WHAT TO PRODUCE: Using the entries that follow, collect the lines where the word "lideranças" appears.

Dataset entries on figures:
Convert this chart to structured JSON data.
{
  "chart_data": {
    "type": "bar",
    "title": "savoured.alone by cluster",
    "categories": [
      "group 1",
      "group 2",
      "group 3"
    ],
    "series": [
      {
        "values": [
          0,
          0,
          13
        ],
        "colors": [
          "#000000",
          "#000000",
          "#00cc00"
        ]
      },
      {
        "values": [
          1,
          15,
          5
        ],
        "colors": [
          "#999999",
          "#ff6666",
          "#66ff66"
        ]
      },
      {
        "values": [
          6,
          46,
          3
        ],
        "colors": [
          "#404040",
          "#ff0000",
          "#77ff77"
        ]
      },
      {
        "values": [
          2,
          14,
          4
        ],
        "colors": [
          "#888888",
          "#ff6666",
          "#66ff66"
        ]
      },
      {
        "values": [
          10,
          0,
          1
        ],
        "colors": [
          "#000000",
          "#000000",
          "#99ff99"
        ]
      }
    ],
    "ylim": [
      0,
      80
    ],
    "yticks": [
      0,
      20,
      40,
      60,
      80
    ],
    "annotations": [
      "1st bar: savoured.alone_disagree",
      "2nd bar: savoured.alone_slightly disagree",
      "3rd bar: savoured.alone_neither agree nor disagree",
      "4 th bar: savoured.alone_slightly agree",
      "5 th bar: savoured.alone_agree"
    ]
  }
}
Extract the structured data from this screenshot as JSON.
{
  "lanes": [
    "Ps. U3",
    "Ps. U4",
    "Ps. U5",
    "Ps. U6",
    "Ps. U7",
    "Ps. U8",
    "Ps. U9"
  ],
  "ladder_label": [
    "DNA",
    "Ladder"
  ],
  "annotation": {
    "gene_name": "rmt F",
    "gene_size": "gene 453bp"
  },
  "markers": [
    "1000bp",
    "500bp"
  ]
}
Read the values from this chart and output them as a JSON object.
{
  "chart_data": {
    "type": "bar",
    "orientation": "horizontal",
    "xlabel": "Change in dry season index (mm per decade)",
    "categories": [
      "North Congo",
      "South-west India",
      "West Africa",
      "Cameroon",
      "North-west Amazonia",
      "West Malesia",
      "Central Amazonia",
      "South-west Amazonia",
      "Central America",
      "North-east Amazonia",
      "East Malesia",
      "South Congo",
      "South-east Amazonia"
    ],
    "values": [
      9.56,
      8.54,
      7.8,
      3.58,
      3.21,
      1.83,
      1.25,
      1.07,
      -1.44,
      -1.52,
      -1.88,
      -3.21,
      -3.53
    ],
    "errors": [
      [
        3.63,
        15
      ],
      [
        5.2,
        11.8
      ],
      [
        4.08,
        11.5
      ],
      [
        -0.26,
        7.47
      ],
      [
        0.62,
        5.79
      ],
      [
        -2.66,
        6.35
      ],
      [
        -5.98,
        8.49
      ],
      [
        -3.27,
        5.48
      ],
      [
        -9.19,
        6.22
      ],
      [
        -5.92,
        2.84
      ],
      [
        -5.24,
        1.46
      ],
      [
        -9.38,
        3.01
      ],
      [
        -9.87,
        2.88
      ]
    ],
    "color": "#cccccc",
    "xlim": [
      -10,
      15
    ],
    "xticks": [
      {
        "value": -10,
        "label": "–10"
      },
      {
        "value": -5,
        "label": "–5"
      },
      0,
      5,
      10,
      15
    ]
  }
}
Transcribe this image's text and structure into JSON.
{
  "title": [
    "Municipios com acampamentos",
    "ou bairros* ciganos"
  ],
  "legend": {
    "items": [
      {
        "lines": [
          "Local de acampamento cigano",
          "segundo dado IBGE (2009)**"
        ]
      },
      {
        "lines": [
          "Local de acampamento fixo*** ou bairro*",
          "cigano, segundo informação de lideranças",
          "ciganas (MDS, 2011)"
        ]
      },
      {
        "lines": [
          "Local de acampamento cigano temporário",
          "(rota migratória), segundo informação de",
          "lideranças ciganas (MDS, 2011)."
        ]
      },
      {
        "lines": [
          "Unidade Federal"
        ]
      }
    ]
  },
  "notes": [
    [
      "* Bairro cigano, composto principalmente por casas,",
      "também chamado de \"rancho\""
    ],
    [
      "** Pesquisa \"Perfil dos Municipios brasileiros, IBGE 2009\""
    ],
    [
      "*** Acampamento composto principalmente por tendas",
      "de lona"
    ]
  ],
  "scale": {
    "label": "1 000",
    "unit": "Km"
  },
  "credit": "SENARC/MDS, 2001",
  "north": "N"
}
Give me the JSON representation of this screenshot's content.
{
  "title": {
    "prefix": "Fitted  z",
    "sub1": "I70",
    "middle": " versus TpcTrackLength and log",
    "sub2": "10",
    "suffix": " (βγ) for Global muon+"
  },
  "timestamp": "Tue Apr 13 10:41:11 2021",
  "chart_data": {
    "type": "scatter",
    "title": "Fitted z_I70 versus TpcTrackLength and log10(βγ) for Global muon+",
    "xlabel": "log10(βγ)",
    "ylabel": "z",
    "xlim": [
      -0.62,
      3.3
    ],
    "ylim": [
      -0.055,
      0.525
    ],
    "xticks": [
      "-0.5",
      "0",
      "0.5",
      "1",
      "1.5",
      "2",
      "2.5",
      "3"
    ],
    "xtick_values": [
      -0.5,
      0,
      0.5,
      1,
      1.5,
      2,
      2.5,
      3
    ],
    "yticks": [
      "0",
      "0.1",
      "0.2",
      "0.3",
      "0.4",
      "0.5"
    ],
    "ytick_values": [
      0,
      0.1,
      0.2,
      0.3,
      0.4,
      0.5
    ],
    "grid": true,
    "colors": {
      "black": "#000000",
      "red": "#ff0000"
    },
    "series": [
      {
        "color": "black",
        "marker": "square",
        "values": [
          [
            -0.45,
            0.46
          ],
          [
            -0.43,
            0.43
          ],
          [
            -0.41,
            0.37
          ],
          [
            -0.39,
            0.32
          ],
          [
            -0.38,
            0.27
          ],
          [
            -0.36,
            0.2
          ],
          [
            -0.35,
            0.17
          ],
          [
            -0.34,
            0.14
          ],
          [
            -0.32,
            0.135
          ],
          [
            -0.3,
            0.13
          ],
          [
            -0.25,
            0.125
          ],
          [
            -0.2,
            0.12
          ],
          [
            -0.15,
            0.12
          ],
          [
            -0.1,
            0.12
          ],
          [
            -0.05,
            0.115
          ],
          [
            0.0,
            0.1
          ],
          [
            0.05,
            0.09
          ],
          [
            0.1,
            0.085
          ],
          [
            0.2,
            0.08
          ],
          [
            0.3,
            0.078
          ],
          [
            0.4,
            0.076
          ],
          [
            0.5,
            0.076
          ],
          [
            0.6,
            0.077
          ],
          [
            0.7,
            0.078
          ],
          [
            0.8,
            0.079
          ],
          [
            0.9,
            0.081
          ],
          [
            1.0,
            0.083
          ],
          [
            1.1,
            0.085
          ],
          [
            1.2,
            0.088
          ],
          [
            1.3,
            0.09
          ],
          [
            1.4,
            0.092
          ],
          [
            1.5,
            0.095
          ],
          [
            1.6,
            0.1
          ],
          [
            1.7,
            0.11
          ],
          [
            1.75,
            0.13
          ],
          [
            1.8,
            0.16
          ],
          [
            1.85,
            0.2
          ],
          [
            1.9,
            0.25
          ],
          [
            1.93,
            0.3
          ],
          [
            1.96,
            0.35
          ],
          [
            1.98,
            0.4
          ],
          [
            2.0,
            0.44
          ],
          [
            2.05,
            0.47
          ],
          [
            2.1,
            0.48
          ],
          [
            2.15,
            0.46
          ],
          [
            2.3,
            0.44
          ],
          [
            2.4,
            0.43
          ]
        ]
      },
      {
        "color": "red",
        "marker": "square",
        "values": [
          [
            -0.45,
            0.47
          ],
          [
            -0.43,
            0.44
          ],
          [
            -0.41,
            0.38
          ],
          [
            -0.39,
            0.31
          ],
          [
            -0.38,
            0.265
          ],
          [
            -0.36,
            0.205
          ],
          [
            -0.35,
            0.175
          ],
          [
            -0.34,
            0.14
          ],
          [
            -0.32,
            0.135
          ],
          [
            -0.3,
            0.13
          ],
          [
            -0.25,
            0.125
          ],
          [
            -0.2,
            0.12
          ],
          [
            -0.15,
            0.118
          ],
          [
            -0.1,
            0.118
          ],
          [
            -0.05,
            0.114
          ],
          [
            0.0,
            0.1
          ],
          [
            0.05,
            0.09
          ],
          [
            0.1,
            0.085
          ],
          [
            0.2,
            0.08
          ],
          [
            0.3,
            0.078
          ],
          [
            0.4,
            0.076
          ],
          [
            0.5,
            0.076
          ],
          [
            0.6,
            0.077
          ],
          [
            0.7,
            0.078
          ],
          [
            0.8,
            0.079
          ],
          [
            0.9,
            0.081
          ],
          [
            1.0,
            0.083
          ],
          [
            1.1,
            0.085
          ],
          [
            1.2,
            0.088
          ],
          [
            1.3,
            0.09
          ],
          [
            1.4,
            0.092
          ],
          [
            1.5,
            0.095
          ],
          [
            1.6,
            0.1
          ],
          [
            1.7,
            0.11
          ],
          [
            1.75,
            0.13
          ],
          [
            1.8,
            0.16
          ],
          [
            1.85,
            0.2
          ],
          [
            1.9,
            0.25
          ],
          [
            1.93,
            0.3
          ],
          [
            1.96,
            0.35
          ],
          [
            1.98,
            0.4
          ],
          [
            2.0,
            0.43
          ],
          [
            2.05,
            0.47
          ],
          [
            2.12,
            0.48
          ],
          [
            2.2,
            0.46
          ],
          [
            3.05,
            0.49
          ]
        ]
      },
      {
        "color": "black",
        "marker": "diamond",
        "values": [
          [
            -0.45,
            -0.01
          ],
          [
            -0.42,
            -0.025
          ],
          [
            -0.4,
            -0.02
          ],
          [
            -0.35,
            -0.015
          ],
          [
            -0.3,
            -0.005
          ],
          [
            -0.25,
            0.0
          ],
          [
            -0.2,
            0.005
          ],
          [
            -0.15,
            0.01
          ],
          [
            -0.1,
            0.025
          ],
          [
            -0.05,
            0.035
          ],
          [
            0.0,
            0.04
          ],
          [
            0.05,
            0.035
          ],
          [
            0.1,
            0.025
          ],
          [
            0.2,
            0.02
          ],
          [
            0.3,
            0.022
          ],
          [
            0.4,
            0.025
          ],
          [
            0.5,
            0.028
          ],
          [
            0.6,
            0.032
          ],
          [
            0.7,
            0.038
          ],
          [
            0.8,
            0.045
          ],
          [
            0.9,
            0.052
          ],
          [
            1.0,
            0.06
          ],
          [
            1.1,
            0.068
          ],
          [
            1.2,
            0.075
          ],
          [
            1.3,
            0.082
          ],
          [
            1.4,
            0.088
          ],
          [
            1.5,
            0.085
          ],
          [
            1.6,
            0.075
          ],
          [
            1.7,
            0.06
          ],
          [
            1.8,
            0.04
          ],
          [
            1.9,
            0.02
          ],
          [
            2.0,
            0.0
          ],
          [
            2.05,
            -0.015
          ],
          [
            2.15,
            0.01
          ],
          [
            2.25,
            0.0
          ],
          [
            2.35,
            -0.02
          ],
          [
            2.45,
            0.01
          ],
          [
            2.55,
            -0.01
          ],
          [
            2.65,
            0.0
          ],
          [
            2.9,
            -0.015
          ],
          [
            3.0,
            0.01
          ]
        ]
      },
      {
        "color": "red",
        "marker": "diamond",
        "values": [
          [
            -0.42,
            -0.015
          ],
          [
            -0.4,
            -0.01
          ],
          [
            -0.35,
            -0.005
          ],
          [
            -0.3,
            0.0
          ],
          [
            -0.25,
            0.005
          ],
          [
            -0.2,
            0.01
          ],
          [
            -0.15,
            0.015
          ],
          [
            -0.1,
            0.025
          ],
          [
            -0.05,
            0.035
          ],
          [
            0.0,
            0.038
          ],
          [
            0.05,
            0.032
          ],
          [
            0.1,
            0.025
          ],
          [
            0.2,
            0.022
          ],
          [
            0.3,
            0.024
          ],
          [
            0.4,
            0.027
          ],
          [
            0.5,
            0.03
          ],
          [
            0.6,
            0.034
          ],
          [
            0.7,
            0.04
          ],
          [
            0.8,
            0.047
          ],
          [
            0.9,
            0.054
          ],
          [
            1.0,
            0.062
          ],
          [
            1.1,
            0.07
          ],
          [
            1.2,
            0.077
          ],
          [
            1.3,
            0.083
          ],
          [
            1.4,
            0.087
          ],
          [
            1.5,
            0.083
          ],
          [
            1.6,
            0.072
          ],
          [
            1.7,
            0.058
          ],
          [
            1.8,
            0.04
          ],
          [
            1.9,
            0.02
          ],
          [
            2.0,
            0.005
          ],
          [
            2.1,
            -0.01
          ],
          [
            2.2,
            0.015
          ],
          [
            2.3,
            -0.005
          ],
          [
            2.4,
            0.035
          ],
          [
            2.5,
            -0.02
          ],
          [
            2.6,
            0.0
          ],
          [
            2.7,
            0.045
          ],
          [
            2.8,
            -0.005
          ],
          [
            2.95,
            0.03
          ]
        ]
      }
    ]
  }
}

RESULT FOR THIS TASK:
          "cigano, segundo informação de lideranças",
          "lideranças ciganas (MDS, 2011)."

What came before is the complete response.